⟨

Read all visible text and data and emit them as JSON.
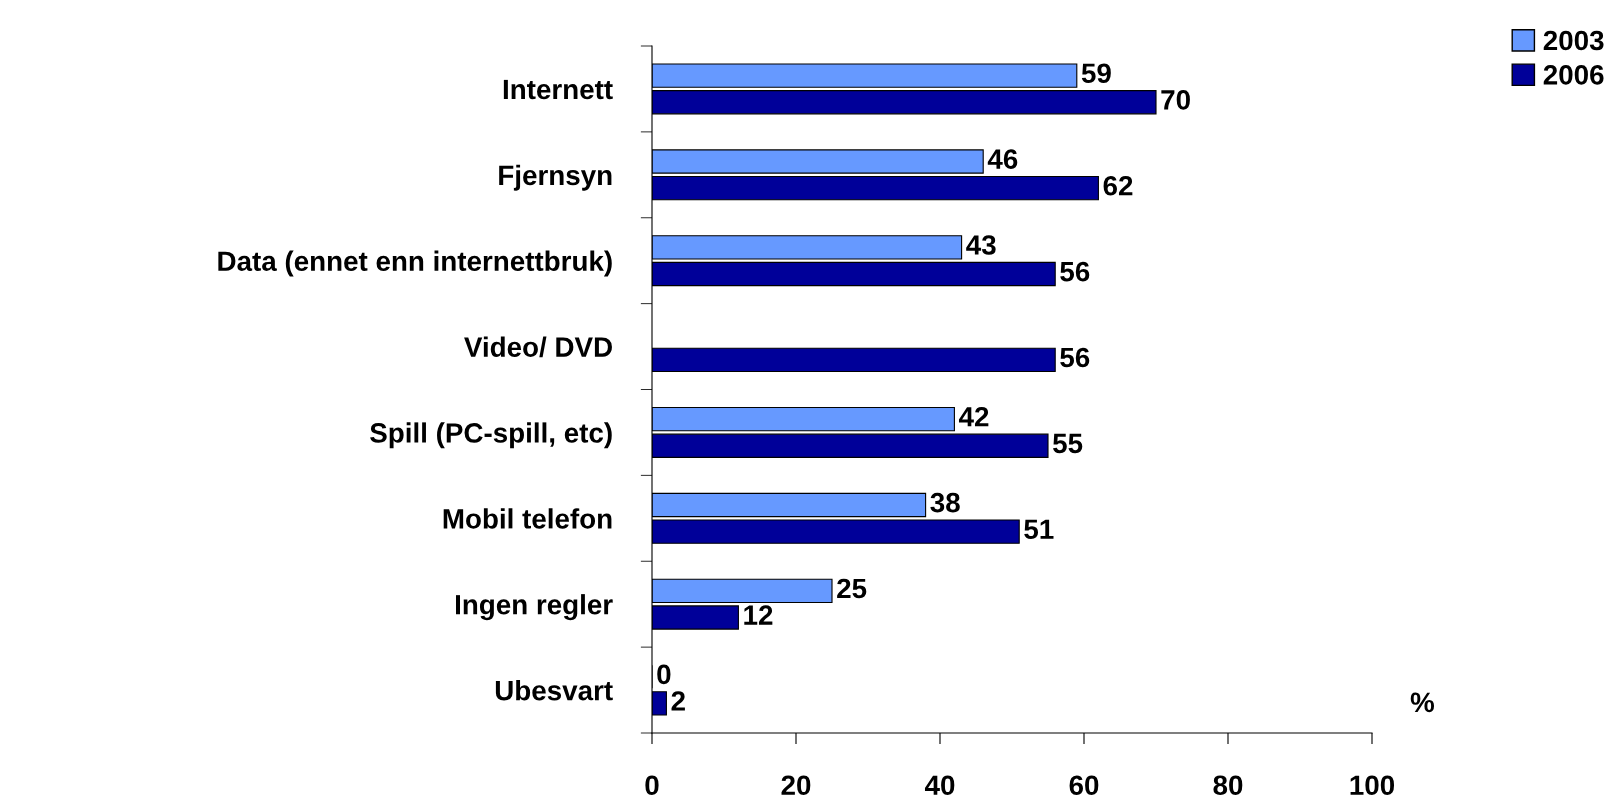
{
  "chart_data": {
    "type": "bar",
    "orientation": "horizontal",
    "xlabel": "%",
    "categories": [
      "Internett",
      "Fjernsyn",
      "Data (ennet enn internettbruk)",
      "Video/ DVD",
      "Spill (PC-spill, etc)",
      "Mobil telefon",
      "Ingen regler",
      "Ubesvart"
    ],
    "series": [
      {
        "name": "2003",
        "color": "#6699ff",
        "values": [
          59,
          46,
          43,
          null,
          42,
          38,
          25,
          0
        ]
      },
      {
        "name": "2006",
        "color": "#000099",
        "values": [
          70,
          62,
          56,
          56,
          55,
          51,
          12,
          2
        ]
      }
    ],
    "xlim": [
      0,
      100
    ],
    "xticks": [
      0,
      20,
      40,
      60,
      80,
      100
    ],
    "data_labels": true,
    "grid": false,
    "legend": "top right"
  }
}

⟩

### Task objective
Leave the pictures out and write out every entry exactly as given.

### Answer in full
Read all visible text and data and emit them as JSON.
{
  "chart_data": {
    "type": "bar",
    "orientation": "horizontal",
    "xlabel": "%",
    "categories": [
      "Internett",
      "Fjernsyn",
      "Data (ennet enn internettbruk)",
      "Video/ DVD",
      "Spill (PC-spill, etc)",
      "Mobil telefon",
      "Ingen regler",
      "Ubesvart"
    ],
    "series": [
      {
        "name": "2003",
        "color": "#6699ff",
        "values": [
          59,
          46,
          43,
          null,
          42,
          38,
          25,
          0
        ]
      },
      {
        "name": "2006",
        "color": "#000099",
        "values": [
          70,
          62,
          56,
          56,
          55,
          51,
          12,
          2
        ]
      }
    ],
    "xlim": [
      0,
      100
    ],
    "xticks": [
      0,
      20,
      40,
      60,
      80,
      100
    ],
    "data_labels": true,
    "grid": false,
    "legend": "top right"
  }
}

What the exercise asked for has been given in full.